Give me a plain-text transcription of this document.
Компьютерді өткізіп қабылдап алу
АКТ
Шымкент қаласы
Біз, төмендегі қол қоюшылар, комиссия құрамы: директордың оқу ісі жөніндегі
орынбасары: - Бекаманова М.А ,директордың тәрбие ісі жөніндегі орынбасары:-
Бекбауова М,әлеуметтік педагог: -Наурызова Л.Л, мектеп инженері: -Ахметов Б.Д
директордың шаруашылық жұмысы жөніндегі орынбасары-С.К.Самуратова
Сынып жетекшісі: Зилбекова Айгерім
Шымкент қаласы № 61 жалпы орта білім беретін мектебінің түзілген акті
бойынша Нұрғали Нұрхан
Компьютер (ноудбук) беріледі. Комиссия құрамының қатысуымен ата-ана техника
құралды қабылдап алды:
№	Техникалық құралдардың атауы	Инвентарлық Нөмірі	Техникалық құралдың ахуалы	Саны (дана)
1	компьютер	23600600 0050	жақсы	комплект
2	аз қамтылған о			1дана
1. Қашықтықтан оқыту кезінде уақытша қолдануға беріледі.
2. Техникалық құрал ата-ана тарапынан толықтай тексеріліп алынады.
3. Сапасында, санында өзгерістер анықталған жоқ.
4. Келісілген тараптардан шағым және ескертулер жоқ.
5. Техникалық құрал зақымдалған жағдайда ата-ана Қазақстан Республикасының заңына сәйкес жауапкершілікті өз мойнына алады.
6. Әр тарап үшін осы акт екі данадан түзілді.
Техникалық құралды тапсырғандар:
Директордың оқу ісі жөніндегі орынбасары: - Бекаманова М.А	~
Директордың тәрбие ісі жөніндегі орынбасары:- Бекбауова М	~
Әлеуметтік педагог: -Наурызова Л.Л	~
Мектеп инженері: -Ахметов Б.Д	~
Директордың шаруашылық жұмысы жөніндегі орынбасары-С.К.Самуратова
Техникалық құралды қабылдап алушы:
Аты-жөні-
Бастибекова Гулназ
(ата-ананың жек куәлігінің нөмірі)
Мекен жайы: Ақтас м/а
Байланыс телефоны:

○ ○ ○ ○ ○ ○ ○

▶ Your goal
Extract the complete set of records unchanged.

▶ Result
Give me a plain-text transcription of this document.
Компьютерді өткізіп қабылдап алу
АКТ
Шымкент қаласы
Біз, төмендегі қол қоюшылар, комиссия құрамы: директордың оқу ісі жөніндегі
орынбасары: - Бекаманова М.А ,директордың тәрбие ісі жөніндегі орынбасары:-
Бекбауова М,әлеуметтік педагог: -Наурызова Л.Л, мектеп инженері: -Ахметов Б.Д
директордың шаруашылық жұмысы жөніндегі орынбасары-С.К.Самуратова
Сынып жетекшісі: Зилбекова Айгерім
Шымкент қаласы № 61 жалпы орта білім беретін мектебінің түзілген акті
бойынша Нұрғали Нұрхан
Компьютер (ноудбук) беріледі. Комиссия құрамының қатысуымен ата-ана техника
құралды қабылдап алды:
№	Техникалық құралдардың атауы	Инвентарлық Нөмірі	Техникалық құралдың ахуалы	Саны (дана)
1	компьютер	23600600 0050	жақсы	комплект
2	аз қамтылған о			1дана
1. Қашықтықтан оқыту кезінде уақытша қолдануға беріледі.
2. Техникалық құрал ата-ана тарапынан толықтай тексеріліп алынады.
3. Сапасында, санында өзгерістер анықталған жоқ.
4. Келісілген тараптардан шағым және ескертулер жоқ.
5. Техникалық құрал зақымдалған жағдайда ата-ана Қазақстан Республикасының заңына сәйкес жауапкершілікті өз мойнына алады.
6. Әр тарап үшін осы акт екі данадан түзілді.
Техникалық құралды тапсырғандар:
Директордың оқу ісі жөніндегі орынбасары: - Бекаманова М.А	~
Директордың тәрбие ісі жөніндегі орынбасары:- Бекбауова М	~
Әлеуметтік педагог: -Наурызова Л.Л	~
Мектеп инженері: -Ахметов Б.Д	~
Директордың шаруашылық жұмысы жөніндегі орынбасары-С.К.Самуратова
Техникалық құралды қабылдап алушы:
Аты-жөні-
Бастибекова Гулназ
(ата-ананың жек куәлігінің нөмірі)
Мекен жайы: Ақтас м/а
Байланыс телефоны:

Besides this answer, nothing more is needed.